_Excerpt_
A class action is a lawsuit brought by a group of employees who experienced the same workplace violation, allowing them to recover unpaid wages and damages together. A PAGA claim allows a single employee to pursue civil penalties for labor code violations on behalf of the California state government. Both tools often apply to the same facts, and employees can pursue both at the same time. Class actions are generally stronger for recovering wages directly, while PAGA claims are more effective for collecting penalties that individual lawsuits cannot reach.
Some Violations Are Too Widespread to Fight One at a Time
Not every employment violation affects a single worker. Some employers build illegal practices into the very structure of how they operate: misclassifying entire job categories as exempt from overtime, creating company-wide scheduling policies that deny workers their required meal breaks, implementing tip pooling arrangements that skim from employees across the board, or systematically underpaying a workforce that has no idea the shortfall is even happening.
When that is what is going on, the most powerful legal tool is not an individual case. It is a class action or a PAGA claim – legal mechanisms that allow workers to pursue recovery together, hold employers accountable at a systemic level, and create meaningful consequences for conduct that would otherwise go unaddressed because no single person’s claim is large enough to justify pursuing it alone.
At Frontier Law Center, we have represented thousands of California workers in class actions and PAGA matters. We know how to identify systemic violations, build the evidentiary foundation, and take these cases all the way through resolution.
The Difference Between a Class Action and a PAGA Claim
Both class actions and PAGA claims are vehicles for collective enforcement, but they work differently – and understanding which applies to your situation matters.
Class Action Lawsuits
class action allows a group of workers who have all suffered the same or similar harm from the same employer practice to pursue their claims together as a single case. One or more named plaintiffs represent the class, and any recovery is distributed among the class members. Class actions require court certification, which our attorneys handle, and they are appropriate when a large number of employees have been harmed in a consistent, definable way.
Learn more about Systemic Wage Violations and how class actions address widespread employer misconduct.
PAGA Claims
The Private Attorneys General Act allows a single employee- or a group of employees – to file a claim on behalf of the state of California for labor code violations affecting themselves and other current or former employees. Unlike class actions, PAGA claims do not require court certification, which makes them a powerful and often faster path to accountability. A portion of the recovery goes to the state; the remainder is distributed to the affected workers. Learn more about PAGA Claims.

_Extracted information_
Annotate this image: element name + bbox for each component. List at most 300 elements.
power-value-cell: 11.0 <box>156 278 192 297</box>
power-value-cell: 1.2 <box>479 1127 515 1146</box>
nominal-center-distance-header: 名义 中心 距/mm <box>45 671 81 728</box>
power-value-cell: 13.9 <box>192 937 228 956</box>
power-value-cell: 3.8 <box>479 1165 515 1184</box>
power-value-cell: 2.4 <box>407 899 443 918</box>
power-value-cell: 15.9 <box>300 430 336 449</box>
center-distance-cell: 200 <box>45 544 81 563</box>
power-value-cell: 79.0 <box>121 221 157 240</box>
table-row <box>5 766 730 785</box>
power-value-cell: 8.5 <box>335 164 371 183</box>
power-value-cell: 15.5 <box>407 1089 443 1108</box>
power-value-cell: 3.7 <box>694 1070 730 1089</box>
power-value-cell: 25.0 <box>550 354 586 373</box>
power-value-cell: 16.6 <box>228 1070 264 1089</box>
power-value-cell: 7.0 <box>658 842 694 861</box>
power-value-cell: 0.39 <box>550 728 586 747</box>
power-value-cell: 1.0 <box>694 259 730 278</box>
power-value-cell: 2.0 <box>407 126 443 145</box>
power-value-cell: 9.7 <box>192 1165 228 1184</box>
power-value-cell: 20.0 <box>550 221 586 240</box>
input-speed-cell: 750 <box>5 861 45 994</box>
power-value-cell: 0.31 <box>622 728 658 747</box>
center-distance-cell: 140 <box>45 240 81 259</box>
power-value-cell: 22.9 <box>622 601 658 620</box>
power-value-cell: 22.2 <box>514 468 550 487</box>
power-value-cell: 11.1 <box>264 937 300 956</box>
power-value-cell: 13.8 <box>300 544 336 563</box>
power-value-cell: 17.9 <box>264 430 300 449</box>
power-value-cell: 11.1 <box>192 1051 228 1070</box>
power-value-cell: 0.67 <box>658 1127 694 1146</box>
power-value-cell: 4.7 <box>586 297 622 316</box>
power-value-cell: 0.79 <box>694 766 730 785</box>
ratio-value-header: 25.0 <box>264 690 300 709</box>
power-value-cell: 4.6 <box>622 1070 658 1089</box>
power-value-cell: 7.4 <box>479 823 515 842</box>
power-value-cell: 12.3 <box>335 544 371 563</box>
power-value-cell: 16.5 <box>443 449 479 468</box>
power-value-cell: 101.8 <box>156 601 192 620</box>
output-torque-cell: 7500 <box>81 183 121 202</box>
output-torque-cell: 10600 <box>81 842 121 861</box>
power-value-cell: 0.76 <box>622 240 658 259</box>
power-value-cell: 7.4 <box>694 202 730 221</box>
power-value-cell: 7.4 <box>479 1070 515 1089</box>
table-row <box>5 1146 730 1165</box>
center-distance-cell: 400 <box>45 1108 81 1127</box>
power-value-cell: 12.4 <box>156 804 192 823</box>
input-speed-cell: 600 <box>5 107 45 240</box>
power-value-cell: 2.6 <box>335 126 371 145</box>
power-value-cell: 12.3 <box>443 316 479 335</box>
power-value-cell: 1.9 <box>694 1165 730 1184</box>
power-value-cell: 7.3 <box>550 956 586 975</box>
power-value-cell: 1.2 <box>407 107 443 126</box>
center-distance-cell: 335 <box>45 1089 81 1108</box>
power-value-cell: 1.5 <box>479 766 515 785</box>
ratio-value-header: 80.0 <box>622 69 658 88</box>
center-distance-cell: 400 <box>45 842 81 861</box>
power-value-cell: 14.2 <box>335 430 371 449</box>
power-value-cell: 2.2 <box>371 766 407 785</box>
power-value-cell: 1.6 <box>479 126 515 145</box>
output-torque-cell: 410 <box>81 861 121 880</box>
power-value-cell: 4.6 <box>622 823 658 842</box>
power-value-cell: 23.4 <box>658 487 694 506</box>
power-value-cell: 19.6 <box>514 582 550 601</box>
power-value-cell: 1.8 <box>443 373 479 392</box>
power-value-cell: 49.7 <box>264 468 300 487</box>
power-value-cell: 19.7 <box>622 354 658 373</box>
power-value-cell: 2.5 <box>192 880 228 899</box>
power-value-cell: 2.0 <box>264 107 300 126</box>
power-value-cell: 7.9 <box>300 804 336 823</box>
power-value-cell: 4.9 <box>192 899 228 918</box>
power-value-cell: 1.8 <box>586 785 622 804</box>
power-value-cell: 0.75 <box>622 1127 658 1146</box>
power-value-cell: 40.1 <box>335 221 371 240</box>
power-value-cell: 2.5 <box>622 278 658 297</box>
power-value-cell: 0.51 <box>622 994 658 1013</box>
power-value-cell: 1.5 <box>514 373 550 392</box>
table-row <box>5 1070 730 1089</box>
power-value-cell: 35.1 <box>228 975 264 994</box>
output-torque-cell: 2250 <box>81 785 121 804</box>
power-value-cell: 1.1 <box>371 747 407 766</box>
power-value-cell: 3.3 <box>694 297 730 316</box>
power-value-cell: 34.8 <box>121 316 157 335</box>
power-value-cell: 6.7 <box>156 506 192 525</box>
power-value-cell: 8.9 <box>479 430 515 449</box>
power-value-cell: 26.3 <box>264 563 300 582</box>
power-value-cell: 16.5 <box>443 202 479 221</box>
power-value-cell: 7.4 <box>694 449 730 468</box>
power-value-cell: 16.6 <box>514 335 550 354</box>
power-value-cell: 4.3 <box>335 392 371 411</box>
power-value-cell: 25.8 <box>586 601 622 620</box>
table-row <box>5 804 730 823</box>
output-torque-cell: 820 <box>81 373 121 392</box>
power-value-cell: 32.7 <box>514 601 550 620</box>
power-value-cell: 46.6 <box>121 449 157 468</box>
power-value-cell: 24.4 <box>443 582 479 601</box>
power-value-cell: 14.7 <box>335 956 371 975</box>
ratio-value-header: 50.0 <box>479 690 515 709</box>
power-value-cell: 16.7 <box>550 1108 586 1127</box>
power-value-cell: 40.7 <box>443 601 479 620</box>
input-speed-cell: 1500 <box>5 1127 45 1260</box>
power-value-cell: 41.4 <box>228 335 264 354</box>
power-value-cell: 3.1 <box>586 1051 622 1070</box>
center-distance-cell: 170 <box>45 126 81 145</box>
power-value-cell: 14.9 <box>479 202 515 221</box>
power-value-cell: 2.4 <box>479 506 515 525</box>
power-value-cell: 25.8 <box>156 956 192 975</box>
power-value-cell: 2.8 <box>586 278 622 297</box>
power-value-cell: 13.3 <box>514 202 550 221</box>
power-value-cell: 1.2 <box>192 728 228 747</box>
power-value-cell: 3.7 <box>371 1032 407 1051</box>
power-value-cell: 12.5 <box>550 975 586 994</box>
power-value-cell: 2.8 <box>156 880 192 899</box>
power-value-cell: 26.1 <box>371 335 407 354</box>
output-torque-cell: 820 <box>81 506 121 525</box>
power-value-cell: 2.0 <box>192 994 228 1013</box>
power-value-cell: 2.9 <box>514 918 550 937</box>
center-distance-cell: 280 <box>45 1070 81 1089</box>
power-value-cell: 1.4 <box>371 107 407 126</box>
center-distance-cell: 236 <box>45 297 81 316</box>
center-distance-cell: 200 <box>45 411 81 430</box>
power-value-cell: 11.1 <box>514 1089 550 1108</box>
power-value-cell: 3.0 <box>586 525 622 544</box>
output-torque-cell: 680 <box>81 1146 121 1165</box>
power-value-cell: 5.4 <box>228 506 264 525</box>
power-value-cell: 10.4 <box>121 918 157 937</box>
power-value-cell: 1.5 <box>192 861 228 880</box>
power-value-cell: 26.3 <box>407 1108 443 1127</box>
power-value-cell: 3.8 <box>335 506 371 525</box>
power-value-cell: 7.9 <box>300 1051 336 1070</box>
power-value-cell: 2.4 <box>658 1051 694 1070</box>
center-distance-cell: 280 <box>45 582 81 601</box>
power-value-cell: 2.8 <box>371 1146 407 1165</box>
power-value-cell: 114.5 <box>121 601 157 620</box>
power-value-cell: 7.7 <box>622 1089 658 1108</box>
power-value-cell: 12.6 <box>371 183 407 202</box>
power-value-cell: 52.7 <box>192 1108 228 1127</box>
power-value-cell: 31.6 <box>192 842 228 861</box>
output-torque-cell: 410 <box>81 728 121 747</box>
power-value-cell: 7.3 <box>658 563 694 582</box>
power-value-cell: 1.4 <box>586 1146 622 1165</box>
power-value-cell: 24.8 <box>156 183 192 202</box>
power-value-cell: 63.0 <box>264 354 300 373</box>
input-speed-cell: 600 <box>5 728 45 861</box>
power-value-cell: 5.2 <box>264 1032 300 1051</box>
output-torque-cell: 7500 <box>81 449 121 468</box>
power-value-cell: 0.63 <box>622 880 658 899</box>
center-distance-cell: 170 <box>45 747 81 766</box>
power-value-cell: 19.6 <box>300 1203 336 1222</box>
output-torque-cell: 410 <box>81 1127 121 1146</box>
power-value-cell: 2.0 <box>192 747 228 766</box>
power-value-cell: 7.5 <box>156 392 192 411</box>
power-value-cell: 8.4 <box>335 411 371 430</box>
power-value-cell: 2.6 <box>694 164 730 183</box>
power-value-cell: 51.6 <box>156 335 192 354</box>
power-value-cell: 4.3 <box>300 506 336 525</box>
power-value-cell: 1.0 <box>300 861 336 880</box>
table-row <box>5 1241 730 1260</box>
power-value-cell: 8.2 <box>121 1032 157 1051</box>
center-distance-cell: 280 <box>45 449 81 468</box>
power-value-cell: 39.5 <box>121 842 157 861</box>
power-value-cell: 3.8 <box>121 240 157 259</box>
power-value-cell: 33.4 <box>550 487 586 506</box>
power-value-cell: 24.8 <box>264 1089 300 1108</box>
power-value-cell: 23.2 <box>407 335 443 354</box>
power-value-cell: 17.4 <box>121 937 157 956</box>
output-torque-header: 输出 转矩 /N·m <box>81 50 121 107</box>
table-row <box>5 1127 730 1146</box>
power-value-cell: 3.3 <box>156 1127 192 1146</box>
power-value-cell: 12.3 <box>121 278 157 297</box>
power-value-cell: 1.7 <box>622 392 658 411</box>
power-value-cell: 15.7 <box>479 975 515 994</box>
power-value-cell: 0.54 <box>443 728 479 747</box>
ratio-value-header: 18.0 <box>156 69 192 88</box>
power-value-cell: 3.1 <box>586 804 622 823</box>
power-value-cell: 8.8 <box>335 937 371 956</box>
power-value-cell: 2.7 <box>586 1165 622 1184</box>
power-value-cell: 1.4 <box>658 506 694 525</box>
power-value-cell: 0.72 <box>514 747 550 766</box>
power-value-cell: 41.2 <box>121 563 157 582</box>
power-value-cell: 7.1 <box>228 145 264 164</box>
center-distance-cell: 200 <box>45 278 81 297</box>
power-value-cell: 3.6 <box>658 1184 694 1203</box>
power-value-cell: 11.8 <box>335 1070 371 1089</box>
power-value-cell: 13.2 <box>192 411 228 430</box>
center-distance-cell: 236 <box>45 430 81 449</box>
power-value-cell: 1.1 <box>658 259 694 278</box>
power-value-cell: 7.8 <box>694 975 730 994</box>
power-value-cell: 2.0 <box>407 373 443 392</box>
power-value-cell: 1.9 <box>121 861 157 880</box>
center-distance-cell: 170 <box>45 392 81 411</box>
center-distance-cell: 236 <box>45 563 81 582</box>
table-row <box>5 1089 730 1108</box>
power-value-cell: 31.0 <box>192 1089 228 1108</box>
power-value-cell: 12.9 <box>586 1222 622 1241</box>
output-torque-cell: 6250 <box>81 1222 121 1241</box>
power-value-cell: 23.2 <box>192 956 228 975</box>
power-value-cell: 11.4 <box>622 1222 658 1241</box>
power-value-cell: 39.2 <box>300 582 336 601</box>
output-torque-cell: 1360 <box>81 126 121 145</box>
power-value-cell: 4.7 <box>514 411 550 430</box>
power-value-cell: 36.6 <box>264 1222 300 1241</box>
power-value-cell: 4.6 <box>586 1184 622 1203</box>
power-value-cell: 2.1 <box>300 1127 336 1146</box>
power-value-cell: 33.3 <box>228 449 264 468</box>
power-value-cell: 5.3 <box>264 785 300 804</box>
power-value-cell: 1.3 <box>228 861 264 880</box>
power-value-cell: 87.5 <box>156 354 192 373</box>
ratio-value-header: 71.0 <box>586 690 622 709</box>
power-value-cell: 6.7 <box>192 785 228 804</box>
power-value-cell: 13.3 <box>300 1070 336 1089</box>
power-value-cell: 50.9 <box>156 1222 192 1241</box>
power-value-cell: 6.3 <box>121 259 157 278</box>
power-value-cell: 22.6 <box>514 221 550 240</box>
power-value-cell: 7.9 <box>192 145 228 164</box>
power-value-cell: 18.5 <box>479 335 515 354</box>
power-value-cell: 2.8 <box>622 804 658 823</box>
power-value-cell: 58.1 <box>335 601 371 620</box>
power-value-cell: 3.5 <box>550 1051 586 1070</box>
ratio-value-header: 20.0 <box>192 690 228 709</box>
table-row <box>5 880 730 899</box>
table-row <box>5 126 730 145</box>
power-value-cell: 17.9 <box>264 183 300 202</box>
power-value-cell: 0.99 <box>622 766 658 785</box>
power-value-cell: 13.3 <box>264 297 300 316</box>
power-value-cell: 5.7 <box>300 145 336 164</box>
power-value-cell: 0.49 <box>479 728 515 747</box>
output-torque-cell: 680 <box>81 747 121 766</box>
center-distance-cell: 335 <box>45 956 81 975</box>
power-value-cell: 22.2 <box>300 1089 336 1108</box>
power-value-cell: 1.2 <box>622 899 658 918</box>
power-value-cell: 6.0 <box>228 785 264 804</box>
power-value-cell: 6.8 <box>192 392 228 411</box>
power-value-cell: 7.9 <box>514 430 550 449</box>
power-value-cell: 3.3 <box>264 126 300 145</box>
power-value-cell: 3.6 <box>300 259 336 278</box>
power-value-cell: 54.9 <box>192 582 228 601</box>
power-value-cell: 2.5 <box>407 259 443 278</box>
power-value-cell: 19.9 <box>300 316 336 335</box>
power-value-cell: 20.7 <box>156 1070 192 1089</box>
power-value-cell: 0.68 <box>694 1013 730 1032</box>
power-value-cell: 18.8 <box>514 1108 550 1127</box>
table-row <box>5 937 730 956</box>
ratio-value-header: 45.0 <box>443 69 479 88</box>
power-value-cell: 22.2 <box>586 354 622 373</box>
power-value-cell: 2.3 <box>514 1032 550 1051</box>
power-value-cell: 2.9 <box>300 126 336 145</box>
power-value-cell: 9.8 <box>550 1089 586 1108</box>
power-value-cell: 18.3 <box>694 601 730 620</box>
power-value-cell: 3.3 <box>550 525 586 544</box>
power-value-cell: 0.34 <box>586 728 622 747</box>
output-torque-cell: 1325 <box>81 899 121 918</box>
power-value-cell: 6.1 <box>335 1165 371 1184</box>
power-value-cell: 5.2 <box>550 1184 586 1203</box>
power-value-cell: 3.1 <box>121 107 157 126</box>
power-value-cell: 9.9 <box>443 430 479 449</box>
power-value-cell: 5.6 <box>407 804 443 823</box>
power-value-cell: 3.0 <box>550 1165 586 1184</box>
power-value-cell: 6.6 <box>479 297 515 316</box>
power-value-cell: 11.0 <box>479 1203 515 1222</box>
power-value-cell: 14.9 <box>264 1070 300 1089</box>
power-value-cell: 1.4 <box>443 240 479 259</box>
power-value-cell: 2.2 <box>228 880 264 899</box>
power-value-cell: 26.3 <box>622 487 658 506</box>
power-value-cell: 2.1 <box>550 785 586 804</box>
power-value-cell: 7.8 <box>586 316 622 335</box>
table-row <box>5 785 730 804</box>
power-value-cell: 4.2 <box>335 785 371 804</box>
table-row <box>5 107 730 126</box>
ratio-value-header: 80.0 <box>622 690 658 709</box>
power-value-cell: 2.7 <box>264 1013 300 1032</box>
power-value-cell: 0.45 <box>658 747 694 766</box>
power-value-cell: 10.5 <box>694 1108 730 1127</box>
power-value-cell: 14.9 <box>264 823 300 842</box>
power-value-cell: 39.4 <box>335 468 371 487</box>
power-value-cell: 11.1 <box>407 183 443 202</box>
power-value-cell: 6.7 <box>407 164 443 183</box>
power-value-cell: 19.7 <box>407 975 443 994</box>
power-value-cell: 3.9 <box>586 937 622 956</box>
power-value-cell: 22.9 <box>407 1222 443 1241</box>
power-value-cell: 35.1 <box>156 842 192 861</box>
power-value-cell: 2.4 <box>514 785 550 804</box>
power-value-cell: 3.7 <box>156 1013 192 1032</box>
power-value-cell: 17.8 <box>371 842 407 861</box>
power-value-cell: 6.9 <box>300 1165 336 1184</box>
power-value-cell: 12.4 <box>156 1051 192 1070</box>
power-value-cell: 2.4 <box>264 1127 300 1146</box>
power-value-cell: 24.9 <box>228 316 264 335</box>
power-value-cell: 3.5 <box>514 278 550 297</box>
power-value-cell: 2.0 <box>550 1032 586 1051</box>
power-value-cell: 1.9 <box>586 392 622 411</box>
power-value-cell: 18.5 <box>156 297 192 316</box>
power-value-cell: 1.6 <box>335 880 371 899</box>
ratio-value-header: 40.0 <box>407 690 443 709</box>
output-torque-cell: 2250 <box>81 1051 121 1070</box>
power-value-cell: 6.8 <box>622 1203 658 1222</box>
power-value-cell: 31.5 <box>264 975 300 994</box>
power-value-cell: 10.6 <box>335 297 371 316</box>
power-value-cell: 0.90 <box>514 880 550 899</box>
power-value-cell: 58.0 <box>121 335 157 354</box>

_Directions_
1: Using the excerpt on class actions and PAGA claims, decide whether each statement agrees with it. Answer yes or no and quote the deciding words. (a) PAGA claims require court certification. (b) Employees can pursue a class action and a PAGA claim at the same time. (c) In a PAGA claim, the entire recovery goes to the affected workers.
2: Answer these questions from the excerpt on class actions and PAGA claims:
(a) How many California workers does Frontier Law Center say it has represented in class actions and PAGA matters?
(b) Who represents the class in a class action?
(c) On whose behalf does a PAGA claim let a single employee pursue civil penalties?
3: Carry on the excerpt on class actions and PAGA claims, beginning after its final sentence.

_Answers to the problems_
1:
(a) No: "Unlike class actions, PAGA claims do not require court certification"
(b) Yes: "employees can pursue both at the same time"
(c) No: "A portion of the recovery goes to the state; the remainder is distributed to the affected workers."

2:
(a) Thousands.
(b) One or more named plaintiffs.
(c) The California state government.

3:
When Both Apply
In many cases, a situation involves both viable class claims and PAGA penalties. Our attorneys evaluate both paths and pursue the combination that creates the strongest outcome for the workers involved.
Types of Cases We Handle Under Class Action and PAGA
Systemic Wage and Hour Violations
When an employer’s payroll policies or practices consistently deny workers minimum wage, overtime, or required break premiums across an entire job classification or workforce, a class action or PAGA claim is often the most effective response. These cases can result in significant recoveries for workers who never would have had a viable individual claim.
PAGA Claims for Labor Code Violations
PAGA covers a broad range of California Labor Code violations, including wage and hour issues, meal and rest break violations, improper pay stub practices, and failures to reimburse business expenses. Because PAGA penalties are calculated per pay period per employee, they can be substantial even when individual violations seem small.
Mass Layoffs and WARN
Act Violations California’s WARN Act requires employers with 75 or more employees to provide 60 days’ advance written notice before conducting a mass layoff, plant closing, or major relocation affecting 50 or more workers. Employers who fail to provide that notice owe affected employees back pay and benefits for the period of required notice they did not receive – and the federal WARN Act may provide additional protections. If you were part of a sudden mass layoff with little or no advance notice, you may have a WARN Act claim.
Why These Cases Often Start With One Person
Most class actions and PAGA matters begin the same way an individual case does: one worker realizes something is not right about their paycheck, their scheduling, or the way their employer treats everyone around them. That initial conversation, a free call where you describe what you are experiencing, is often where a much larger case begins to take shape.
Our attorneys know how to identify the signs that an individual complaint reflects a systemic practice. If what happened to you happened in a way that could not have affected just you alone, it is worth having that conversation.
California Filing Deadlines for Class Action and PAGA Claims
| CLAIM TYPE | FILING BODY | DEADLINE |
|---|---|---|
| PAGA claims | California Labor & Workforce Development Agency (LWDA) | 1 years from the last violation |
| Class action wage claims (statutory) | California Superior Court | 3 years |
| Class action wage claims (written contract) | California Superior Court | 4 years |
| WARN Act (California) | California Superior Court | 3 years |
| WARN Act (Federal) | U.S. District Court | 3 years |
PAGA deadlines in particular are short. If you believe a systemic violation is occurring at your workplace, or recently occurred, speaking with an attorney sooner rather than later is critical.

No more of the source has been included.